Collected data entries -

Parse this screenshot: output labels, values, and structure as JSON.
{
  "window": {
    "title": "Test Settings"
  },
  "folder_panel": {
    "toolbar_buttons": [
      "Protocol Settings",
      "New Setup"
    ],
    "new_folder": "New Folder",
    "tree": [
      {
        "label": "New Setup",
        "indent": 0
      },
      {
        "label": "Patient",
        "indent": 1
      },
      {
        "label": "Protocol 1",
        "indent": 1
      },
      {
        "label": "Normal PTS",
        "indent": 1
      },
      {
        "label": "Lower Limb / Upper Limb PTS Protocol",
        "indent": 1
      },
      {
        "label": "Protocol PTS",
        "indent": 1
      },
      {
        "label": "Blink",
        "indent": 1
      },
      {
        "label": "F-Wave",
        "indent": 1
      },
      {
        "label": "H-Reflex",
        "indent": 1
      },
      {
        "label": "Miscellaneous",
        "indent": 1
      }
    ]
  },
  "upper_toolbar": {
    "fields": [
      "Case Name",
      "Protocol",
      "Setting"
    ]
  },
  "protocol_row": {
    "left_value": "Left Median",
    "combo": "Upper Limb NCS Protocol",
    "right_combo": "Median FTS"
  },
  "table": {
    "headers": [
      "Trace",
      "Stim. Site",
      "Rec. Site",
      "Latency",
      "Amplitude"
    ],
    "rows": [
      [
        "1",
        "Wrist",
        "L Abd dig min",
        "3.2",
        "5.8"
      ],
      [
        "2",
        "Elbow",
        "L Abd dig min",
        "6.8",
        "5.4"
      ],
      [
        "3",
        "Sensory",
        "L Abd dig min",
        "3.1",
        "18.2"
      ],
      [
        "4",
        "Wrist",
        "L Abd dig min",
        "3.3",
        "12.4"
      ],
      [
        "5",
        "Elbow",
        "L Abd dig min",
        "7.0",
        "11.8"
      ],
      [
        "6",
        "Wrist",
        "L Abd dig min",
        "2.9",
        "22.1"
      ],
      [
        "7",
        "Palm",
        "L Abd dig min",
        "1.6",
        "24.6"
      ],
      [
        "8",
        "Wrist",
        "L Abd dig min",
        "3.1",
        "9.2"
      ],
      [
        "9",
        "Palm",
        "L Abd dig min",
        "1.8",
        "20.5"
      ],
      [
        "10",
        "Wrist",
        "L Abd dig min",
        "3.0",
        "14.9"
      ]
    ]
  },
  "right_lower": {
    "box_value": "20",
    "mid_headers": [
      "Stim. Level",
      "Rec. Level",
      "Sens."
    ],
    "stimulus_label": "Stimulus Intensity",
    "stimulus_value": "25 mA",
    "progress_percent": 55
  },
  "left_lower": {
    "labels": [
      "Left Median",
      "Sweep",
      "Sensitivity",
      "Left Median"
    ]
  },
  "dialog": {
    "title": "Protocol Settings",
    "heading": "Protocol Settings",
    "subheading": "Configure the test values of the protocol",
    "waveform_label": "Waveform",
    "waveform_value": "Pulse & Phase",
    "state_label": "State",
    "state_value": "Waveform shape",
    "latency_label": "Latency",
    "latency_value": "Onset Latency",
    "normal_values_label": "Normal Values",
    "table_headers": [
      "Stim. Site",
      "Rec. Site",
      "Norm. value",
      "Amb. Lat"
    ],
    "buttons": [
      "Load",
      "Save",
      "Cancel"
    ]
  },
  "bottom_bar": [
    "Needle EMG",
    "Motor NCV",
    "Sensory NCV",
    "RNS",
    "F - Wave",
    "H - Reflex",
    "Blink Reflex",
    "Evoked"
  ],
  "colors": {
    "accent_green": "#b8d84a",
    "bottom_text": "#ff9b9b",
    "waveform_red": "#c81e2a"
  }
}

WORK TO DO -
Look for the word "Reflex" and return every line where it occurs.

WRITTEN SOLUTION -
        "label": "H-Reflex",
    "H - Reflex",
    "Blink Reflex",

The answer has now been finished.